• **Lesetext**:
Vertriebenenausstellung

Opferrolle rückwärts

von Michael Wuliger

Seit einigen Jahren fordert der Bund der Vertriebenen (BdV), in Berlin ein »Zentrum gegen Vertreibungen« einzurichten. Die BdV-Vorsitzende und CDU-Bundestagsabgeordnete Erika Steinbach möchte einen »Ort der Mahnung«, der »den Leidensweg, ... die Siedlungsgeschichte und das kulturelle Erbe der vielen Millionen deutschen Deportations- und Vertreibungsopfer erfahrbar« macht.
Das Projekt ist umstritten. Tschechen und Polen fürchten, daß ein Wallfahrtsort des Revanchismus entstehen könnte. Andere Kritiker glauben, daß ein solches Zentrum quasi als Gegenstück zum Holocaustmahnmal deutsche Schuld relativieren soll. Frau Steinbach und ihre Mitstreiter – zu denen mit Ralph Giordano, Walter Homolka, Imre Kertesz, György Konrad, Julius Schoeps und Michael Wolffsohn auch einige renommierte Juden zählen – weisen das von sich. Es gehe um Dialog und Versöhnung, nicht um Aufrechnung oder gar Rache. »Im Geiste der unteilbaren Humanitas« (Giordano) wolle man aller Opfer von Genoziden und Vertreibungen in Europa gedenken, damit sich solches niemals wiederholt.

• **Ausgelesene Daten**:
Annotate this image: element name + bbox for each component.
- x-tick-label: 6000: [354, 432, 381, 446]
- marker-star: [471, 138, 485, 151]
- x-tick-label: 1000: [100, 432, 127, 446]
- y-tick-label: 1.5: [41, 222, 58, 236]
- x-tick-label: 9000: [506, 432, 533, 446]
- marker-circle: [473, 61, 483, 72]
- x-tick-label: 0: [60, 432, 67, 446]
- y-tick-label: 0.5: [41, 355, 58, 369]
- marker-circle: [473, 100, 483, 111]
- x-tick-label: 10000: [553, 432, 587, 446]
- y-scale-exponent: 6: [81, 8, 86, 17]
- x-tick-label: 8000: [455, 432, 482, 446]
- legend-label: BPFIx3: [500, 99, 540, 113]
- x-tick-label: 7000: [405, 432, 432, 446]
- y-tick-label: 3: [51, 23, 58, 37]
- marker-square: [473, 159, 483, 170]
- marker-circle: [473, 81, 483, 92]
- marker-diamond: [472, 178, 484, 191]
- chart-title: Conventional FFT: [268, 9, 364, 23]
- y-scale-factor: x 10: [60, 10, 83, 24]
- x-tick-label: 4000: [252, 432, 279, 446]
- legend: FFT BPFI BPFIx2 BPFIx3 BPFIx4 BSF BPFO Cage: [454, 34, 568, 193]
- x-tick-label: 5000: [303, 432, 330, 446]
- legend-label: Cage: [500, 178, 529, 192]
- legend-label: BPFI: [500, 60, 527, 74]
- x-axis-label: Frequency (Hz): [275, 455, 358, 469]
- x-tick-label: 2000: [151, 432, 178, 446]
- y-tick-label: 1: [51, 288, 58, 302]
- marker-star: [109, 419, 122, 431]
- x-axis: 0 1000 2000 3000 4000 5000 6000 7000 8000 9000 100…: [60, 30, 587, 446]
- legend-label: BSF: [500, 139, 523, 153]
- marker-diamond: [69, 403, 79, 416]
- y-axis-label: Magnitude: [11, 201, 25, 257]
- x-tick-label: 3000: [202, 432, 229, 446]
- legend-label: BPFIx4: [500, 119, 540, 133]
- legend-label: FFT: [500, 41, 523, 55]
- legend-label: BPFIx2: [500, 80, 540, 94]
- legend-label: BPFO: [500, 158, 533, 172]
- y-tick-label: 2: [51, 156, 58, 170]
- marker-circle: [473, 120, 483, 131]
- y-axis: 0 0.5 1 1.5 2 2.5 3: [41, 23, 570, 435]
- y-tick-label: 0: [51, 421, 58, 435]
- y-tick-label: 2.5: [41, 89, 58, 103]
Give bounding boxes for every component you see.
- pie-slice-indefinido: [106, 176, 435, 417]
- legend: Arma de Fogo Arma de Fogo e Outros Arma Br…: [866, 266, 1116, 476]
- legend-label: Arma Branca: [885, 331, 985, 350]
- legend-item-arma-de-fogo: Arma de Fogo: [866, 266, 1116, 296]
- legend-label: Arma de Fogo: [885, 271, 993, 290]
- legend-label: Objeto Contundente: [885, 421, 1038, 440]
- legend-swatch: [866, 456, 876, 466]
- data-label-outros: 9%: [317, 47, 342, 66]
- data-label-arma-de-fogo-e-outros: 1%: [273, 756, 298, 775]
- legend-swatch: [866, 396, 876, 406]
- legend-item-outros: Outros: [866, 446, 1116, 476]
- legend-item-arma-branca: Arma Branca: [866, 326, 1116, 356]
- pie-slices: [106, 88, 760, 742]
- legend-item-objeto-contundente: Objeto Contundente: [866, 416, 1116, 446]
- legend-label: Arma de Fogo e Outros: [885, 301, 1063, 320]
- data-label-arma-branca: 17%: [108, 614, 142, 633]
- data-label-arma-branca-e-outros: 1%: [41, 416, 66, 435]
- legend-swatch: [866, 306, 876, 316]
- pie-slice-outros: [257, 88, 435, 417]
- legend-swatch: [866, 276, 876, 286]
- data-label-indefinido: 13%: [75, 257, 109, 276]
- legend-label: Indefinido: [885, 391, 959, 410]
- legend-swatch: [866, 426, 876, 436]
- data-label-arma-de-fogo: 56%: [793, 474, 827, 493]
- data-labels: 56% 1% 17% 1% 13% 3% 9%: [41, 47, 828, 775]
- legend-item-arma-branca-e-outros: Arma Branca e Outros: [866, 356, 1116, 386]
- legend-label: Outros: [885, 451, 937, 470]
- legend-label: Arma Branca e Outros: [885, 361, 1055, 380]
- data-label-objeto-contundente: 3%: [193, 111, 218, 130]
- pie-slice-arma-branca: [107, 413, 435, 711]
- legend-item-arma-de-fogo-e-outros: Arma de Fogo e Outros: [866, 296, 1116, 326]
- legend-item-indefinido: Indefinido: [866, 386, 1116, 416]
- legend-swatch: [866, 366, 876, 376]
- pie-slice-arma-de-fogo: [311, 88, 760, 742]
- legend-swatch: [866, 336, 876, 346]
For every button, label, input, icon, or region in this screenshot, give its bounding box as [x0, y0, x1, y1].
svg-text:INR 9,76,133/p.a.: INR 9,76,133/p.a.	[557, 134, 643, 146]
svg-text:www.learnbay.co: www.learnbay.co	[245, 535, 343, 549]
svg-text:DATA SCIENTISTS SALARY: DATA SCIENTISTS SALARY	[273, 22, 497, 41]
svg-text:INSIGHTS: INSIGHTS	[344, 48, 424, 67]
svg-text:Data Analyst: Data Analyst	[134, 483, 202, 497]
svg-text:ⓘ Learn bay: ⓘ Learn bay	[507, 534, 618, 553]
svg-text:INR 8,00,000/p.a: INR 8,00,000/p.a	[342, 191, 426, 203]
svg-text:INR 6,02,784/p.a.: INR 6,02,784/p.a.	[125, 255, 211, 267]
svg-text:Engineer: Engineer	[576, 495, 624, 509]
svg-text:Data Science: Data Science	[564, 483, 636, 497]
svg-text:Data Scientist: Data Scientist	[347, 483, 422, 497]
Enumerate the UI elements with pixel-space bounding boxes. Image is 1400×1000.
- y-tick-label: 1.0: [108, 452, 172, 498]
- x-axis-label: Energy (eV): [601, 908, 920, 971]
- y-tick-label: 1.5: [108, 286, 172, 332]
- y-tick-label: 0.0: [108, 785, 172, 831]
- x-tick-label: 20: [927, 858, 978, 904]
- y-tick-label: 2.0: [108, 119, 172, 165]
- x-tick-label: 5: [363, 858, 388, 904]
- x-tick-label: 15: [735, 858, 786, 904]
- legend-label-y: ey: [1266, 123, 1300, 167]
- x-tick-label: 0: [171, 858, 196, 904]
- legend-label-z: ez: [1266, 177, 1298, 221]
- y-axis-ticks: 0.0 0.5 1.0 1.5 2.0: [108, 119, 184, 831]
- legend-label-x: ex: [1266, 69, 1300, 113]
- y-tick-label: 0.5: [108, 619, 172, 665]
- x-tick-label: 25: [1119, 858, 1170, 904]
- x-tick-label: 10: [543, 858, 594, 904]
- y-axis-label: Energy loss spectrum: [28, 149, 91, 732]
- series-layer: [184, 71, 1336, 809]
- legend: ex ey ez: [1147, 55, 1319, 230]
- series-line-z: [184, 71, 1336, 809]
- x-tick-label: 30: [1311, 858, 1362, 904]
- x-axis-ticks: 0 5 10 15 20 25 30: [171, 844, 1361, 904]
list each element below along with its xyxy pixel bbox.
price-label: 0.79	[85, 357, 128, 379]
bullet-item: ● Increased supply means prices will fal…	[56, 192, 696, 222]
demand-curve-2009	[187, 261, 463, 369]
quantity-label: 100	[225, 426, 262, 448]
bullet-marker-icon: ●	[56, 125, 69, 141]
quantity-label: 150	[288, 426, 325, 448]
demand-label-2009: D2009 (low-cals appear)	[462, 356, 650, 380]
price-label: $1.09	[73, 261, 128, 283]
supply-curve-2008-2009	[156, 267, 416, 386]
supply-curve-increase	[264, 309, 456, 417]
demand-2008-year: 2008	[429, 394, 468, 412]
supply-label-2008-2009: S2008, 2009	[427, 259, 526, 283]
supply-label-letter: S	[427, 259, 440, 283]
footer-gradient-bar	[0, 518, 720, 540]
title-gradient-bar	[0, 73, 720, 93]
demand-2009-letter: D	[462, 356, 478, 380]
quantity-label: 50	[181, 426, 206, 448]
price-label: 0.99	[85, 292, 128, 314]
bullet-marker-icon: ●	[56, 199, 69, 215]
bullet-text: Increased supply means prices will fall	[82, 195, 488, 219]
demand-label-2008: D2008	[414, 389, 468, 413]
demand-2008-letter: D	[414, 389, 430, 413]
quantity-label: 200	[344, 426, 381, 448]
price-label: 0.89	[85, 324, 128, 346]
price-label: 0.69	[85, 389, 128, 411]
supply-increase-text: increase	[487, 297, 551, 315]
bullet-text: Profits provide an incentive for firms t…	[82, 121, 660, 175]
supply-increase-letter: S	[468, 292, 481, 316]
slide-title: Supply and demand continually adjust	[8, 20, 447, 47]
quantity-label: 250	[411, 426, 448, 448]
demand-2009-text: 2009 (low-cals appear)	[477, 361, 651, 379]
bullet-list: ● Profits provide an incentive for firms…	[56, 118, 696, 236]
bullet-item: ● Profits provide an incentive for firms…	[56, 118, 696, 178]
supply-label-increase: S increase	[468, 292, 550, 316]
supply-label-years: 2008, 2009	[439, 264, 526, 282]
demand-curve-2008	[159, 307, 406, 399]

• **Zu erledigende Aufgabe**:
Beantworte zum Artikel über das »Zentrum gegen Vertreibungen« diese Fragen:
(a) Welche beiden Ämter hat Erika Steinbach laut dem Text inne?
(b) Was befürchten Tschechen und Polen?
(c) Wessen Opfer wollen die Befürworter laut eigener Aussage gedenken?
Die Auflistung wird dafür nicht gebraucht.

• **Lösung**:
(a) Sie ist Vorsitzende des Bundes der Vertriebenen (BdV) und CDU-Bundestagsabgeordnete.
(b) Sie befürchten, dass ein Wallfahrtsort des Revanchismus entstehen könnte.
(c) Sie wollen aller Opfer von Genoziden und Vertreibungen in Europa gedenken.